Текст →
Мы видели, как Неволин пристально стал смотреть удивленным взглядом на отвечавшего воспитанника, чего с ним никогда не бывало, а воспитанник как ни в чем не бывало, с нахальством продолжает читать из листков, ничего не опасаясь, пока мы чуяли приближение грозы.

— Господин студент, — вдруг прервал его Неволин, называвший нас всегда студентами, что нам очень льстило, — дайте мне вашу программу.

Воспитанник невозмутимо швыряет листки под кафедру и подает профессору свою программу.

Неволин берет программу, взглянул и затем возвращает воспитаннику программу, и при этом он снова на него взглянул... И вот этот взгляд, который помню и поныне, был событием в нашей нравственной жизни. В нем столько было презрения, столько было упрека от глубины души честного человека, что нам холодно стало от этого взгляда...

— Садитесь, — проговорил затем Неволин и не поставил ему никакого балла.

С этой минуты, в течение 3-х лет нашего старшего курса, никто и подумать не смел прибегать к такому обману при репетициях.

Взгляд, полный презрения к обману, подействовал на наши души сильнее всякого слова, и вызванный через два месяца вновь Неволиным на репетицию воспитанник отвечал, как мы все.

Перечень записей →
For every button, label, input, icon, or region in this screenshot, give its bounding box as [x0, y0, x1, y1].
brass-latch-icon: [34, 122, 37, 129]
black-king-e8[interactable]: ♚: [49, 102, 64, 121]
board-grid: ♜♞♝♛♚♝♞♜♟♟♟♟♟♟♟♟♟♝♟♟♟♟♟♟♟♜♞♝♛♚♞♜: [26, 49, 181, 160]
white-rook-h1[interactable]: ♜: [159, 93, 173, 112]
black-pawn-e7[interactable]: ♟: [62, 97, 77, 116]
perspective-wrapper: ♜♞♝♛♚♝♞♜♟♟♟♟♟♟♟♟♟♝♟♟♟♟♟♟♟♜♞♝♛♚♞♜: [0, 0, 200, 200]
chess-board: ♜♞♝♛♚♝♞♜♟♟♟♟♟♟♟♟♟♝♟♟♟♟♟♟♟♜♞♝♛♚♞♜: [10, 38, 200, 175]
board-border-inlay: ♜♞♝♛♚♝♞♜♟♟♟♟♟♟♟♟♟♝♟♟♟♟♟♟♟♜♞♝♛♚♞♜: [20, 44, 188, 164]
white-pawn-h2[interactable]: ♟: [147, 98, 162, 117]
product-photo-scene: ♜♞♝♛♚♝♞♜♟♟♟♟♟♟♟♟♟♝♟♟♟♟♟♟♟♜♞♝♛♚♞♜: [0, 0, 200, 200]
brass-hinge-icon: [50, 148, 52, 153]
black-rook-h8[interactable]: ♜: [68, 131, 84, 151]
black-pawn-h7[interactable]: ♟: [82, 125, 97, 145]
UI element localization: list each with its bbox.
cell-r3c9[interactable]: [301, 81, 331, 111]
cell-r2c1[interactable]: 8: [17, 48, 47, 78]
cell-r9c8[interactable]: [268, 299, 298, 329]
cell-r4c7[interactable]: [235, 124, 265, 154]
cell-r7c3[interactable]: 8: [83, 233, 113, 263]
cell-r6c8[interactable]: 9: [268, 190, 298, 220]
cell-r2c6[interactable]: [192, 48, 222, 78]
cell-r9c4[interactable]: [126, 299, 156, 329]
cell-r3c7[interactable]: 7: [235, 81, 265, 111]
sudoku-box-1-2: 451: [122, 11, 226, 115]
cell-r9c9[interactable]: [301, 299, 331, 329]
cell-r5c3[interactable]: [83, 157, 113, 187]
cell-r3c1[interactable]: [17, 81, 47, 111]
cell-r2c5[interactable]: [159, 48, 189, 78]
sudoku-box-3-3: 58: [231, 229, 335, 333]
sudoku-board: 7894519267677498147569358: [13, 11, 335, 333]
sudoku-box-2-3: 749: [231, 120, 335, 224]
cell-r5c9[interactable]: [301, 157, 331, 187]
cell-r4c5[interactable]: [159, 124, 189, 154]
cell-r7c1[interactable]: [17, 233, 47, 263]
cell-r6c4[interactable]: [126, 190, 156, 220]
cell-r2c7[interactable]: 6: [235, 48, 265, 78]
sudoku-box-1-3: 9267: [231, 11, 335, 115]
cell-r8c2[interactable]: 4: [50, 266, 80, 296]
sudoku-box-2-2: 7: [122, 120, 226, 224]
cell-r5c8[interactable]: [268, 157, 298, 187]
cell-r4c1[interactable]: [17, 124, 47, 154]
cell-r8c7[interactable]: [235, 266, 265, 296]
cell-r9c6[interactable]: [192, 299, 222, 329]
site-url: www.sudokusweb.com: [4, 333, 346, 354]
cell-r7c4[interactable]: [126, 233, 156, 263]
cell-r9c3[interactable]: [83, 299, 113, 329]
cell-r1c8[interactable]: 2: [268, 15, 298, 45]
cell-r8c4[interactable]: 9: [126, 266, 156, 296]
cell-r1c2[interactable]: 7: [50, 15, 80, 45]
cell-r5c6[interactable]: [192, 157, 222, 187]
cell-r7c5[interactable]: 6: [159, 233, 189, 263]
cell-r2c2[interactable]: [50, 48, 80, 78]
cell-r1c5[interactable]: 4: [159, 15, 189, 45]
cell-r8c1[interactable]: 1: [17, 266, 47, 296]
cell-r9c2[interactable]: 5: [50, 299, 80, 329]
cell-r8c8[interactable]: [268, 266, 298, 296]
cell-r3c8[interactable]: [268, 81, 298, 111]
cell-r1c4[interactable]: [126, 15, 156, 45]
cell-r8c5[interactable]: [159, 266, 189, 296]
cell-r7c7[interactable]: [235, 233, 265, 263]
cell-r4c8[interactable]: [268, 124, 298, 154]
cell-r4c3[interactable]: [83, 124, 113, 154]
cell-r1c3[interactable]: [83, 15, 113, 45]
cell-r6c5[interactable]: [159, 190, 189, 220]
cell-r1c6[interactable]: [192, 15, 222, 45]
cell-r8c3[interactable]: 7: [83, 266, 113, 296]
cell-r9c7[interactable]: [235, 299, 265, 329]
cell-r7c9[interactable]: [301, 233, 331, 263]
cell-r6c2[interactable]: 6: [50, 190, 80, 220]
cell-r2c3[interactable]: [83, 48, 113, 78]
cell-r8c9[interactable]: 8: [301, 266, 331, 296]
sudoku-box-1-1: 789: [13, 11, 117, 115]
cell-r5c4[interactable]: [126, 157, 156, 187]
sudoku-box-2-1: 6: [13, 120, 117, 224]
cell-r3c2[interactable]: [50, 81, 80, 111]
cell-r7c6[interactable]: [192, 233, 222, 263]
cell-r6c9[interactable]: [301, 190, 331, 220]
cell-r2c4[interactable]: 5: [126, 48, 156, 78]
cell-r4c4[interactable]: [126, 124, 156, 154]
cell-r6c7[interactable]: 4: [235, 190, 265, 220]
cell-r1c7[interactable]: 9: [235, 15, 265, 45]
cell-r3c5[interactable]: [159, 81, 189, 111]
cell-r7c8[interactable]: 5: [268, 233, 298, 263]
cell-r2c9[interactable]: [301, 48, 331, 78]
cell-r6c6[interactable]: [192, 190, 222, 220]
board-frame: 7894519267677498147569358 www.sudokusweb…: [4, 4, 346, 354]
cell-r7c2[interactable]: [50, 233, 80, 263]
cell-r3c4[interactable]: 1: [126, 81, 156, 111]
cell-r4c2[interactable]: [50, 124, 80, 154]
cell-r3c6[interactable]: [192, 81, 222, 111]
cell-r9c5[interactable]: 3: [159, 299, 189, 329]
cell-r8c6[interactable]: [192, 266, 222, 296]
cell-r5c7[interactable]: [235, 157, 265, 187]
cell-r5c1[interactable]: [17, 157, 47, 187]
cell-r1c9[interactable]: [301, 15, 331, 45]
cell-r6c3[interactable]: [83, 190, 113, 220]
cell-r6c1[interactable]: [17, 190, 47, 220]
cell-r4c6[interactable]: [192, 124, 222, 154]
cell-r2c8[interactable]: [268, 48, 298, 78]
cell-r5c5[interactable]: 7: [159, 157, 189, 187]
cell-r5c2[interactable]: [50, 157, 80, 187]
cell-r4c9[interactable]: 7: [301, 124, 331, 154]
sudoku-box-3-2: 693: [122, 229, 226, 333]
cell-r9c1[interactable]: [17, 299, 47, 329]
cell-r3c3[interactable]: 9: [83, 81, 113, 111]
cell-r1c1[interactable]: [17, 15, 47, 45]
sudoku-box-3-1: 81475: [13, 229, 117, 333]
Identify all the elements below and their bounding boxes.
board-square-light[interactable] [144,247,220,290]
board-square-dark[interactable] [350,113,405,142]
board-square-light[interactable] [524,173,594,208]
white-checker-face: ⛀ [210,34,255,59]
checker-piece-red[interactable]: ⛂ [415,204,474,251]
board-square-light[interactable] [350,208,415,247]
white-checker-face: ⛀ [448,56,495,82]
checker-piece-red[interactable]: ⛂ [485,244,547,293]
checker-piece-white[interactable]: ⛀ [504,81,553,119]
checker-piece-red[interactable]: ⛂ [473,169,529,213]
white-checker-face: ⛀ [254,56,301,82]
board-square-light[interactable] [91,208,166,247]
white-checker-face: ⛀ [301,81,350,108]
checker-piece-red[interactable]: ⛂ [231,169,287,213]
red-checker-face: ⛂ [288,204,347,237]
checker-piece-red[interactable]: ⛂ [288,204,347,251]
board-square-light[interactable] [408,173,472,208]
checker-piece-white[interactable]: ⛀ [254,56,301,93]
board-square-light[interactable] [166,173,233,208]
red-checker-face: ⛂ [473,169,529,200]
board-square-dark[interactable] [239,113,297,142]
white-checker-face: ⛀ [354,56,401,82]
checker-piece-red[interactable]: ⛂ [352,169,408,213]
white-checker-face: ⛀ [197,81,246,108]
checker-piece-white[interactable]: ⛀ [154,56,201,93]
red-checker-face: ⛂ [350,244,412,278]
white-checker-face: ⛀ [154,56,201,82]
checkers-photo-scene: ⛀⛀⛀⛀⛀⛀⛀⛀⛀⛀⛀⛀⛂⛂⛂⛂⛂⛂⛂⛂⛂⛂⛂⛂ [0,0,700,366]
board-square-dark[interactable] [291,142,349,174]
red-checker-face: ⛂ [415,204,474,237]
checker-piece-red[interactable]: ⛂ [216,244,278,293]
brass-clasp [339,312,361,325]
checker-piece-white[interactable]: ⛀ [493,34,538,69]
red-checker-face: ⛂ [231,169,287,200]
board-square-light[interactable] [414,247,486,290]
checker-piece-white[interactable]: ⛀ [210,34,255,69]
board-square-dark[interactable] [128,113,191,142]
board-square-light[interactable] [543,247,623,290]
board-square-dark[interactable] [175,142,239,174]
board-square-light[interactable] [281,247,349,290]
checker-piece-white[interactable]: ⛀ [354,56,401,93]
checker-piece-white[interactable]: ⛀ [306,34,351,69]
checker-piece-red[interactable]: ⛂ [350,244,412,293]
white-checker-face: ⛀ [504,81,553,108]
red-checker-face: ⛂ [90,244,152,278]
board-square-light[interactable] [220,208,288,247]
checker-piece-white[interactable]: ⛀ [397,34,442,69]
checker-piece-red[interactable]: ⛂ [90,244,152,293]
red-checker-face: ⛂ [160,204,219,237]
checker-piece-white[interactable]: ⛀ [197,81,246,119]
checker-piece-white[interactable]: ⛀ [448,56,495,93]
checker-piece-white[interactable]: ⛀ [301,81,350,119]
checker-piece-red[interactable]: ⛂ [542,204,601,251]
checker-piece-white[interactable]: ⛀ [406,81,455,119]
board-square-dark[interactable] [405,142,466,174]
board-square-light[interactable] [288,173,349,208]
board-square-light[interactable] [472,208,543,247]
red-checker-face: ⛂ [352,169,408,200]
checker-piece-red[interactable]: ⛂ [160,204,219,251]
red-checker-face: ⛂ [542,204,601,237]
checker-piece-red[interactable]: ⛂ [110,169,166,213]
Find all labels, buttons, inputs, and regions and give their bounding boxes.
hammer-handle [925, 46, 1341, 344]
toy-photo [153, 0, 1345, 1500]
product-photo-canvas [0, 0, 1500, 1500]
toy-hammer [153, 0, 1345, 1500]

Задание A →
Изложите текст в двух предложениях.
Задание B →
Ответьте по тексту на вопросы:
(i) Как Неволин всегда называл воспитанников?
(ii) Куда воспитанник швырнул листки, прежде чем подать программу?
(iii) Через какое время Неволин снова вызвал этого воспитанника на репетицию?
Задание C →
Перепишите из текста всё, от слов «Мы видели, как» и до слов «мне вашу программу.».

Полный ответ A →
Когда воспитанник отвечал на репетиции, читая из листков, профессор Неволин попросил у него программу, вернул ее со взглядом, полным презрения и упрека, и велел сесть, не поставив никакого балла. Этот взгляд подействовал на студентов сильнее всякого слова: в течение трех лет старшего курса никто больше не смел прибегать к такому обману, а сам воспитанник, вызванный через два месяца, отвечал, как все.

Полный ответ B →
(i) Студентами.
(ii) Под кафедру.
(iii) Через два месяца.

Полный ответ C →
Мы видели, как Неволин пристально стал смотреть удивленным взглядом на отвечавшего воспитанника, чего с ним никогда не бывало, а воспитанник как ни в чем не бывало, с нахальством продолжает читать из листков, ничего не опасаясь, пока мы чуяли приближение грозы.

— Господин студент, — вдруг прервал его Неволин, называвший нас всегда студентами, что нам очень льстило, — дайте мне вашу программу.